(Stored data entries)
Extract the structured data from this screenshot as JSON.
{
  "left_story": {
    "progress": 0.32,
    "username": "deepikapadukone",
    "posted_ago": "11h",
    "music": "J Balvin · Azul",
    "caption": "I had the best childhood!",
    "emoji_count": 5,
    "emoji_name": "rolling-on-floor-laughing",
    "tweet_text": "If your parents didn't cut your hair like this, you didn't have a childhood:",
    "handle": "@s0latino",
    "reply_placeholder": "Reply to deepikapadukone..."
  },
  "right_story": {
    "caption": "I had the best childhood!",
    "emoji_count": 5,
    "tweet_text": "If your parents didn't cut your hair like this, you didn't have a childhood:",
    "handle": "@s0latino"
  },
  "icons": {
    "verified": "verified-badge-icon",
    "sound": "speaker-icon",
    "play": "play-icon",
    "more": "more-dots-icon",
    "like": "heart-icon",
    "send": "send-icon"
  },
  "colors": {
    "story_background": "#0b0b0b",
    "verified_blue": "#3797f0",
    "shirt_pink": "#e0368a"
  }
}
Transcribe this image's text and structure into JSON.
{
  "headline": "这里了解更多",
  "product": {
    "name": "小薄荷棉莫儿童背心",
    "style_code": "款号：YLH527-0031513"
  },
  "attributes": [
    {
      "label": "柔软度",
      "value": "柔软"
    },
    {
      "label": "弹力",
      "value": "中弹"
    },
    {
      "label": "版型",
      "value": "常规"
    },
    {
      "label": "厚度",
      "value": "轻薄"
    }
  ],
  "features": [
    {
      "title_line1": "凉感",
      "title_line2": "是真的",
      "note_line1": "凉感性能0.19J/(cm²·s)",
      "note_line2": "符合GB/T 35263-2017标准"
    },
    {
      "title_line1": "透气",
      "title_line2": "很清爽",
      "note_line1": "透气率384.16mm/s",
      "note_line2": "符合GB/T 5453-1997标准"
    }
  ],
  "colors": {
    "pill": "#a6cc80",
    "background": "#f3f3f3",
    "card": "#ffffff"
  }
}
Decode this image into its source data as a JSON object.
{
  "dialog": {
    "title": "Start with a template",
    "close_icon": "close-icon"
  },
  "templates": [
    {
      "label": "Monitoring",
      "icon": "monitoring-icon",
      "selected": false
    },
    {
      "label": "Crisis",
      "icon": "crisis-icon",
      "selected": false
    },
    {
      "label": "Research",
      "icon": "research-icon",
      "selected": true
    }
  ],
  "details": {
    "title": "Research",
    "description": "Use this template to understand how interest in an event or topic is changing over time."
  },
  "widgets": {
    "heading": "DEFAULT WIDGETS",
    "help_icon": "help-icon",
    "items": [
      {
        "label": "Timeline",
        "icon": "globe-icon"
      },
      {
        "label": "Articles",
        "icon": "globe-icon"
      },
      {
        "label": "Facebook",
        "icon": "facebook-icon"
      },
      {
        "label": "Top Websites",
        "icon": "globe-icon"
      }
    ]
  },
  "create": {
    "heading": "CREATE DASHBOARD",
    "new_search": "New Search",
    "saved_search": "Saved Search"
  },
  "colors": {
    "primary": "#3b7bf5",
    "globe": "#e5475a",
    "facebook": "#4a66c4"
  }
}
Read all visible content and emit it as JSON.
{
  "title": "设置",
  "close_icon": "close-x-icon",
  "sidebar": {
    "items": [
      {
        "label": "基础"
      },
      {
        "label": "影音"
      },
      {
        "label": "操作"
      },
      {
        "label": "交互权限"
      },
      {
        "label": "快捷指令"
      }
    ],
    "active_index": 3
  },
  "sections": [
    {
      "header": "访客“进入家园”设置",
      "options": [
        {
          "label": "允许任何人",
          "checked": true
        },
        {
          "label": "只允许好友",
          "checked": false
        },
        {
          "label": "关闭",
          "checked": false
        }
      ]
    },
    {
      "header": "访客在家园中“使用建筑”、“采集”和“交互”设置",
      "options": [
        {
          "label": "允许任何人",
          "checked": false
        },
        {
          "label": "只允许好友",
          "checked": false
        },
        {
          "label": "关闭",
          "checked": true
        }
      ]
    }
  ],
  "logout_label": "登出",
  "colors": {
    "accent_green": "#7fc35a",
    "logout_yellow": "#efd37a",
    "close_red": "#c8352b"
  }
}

EXERCISE INSTRUCTIONS
Output every line above without altering anything.

RESPONSE TO THE EXERCISE
Extract the structured data from this screenshot as JSON.
{
  "left_story": {
    "progress": 0.32,
    "username": "deepikapadukone",
    "posted_ago": "11h",
    "music": "J Balvin · Azul",
    "caption": "I had the best childhood!",
    "emoji_count": 5,
    "emoji_name": "rolling-on-floor-laughing",
    "tweet_text": "If your parents didn't cut your hair like this, you didn't have a childhood:",
    "handle": "@s0latino",
    "reply_placeholder": "Reply to deepikapadukone..."
  },
  "right_story": {
    "caption": "I had the best childhood!",
    "emoji_count": 5,
    "tweet_text": "If your parents didn't cut your hair like this, you didn't have a childhood:",
    "handle": "@s0latino"
  },
  "icons": {
    "verified": "verified-badge-icon",
    "sound": "speaker-icon",
    "play": "play-icon",
    "more": "more-dots-icon",
    "like": "heart-icon",
    "send": "send-icon"
  },
  "colors": {
    "story_background": "#0b0b0b",
    "verified_blue": "#3797f0",
    "shirt_pink": "#e0368a"
  }
}
Transcribe this image's text and structure into JSON.
{
  "headline": "这里了解更多",
  "product": {
    "name": "小薄荷棉莫儿童背心",
    "style_code": "款号：YLH527-0031513"
  },
  "attributes": [
    {
      "label": "柔软度",
      "value": "柔软"
    },
    {
      "label": "弹力",
      "value": "中弹"
    },
    {
      "label": "版型",
      "value": "常规"
    },
    {
      "label": "厚度",
      "value": "轻薄"
    }
  ],
  "features": [
    {
      "title_line1": "凉感",
      "title_line2": "是真的",
      "note_line1": "凉感性能0.19J/(cm²·s)",
      "note_line2": "符合GB/T 35263-2017标准"
    },
    {
      "title_line1": "透气",
      "title_line2": "很清爽",
      "note_line1": "透气率384.16mm/s",
      "note_line2": "符合GB/T 5453-1997标准"
    }
  ],
  "colors": {
    "pill": "#a6cc80",
    "background": "#f3f3f3",
    "card": "#ffffff"
  }
}
Decode this image into its source data as a JSON object.
{
  "dialog": {
    "title": "Start with a template",
    "close_icon": "close-icon"
  },
  "templates": [
    {
      "label": "Monitoring",
      "icon": "monitoring-icon",
      "selected": false
    },
    {
      "label": "Crisis",
      "icon": "crisis-icon",
      "selected": false
    },
    {
      "label": "Research",
      "icon": "research-icon",
      "selected": true
    }
  ],
  "details": {
    "title": "Research",
    "description": "Use this template to understand how interest in an event or topic is changing over time."
  },
  "widgets": {
    "heading": "DEFAULT WIDGETS",
    "help_icon": "help-icon",
    "items": [
      {
        "label": "Timeline",
        "icon": "globe-icon"
      },
      {
        "label": "Articles",
        "icon": "globe-icon"
      },
      {
        "label": "Facebook",
        "icon": "facebook-icon"
      },
      {
        "label": "Top Websites",
        "icon": "globe-icon"
      }
    ]
  },
  "create": {
    "heading": "CREATE DASHBOARD",
    "new_search": "New Search",
    "saved_search": "Saved Search"
  },
  "colors": {
    "primary": "#3b7bf5",
    "globe": "#e5475a",
    "facebook": "#4a66c4"
  }
}
Read all visible content and emit it as JSON.
{
  "title": "设置",
  "close_icon": "close-x-icon",
  "sidebar": {
    "items": [
      {
        "label": "基础"
      },
      {
        "label": "影音"
      },
      {
        "label": "操作"
      },
      {
        "label": "交互权限"
      },
      {
        "label": "快捷指令"
      }
    ],
    "active_index": 3
  },
  "sections": [
    {
      "header": "访客“进入家园”设置",
      "options": [
        {
          "label": "允许任何人",
          "checked": true
        },
        {
          "label": "只允许好友",
          "checked": false
        },
        {
          "label": "关闭",
          "checked": false
        }
      ]
    },
    {
      "header": "访客在家园中“使用建筑”、“采集”和“交互”设置",
      "options": [
        {
          "label": "允许任何人",
          "checked": false
        },
        {
          "label": "只允许好友",
          "checked": false
        },
        {
          "label": "关闭",
          "checked": true
        }
      ]
    }
  ],
  "logout_label": "登出",
  "colors": {
    "accent_green": "#7fc35a",
    "logout_yellow": "#efd37a",
    "close_red": "#c8352b"
  }
}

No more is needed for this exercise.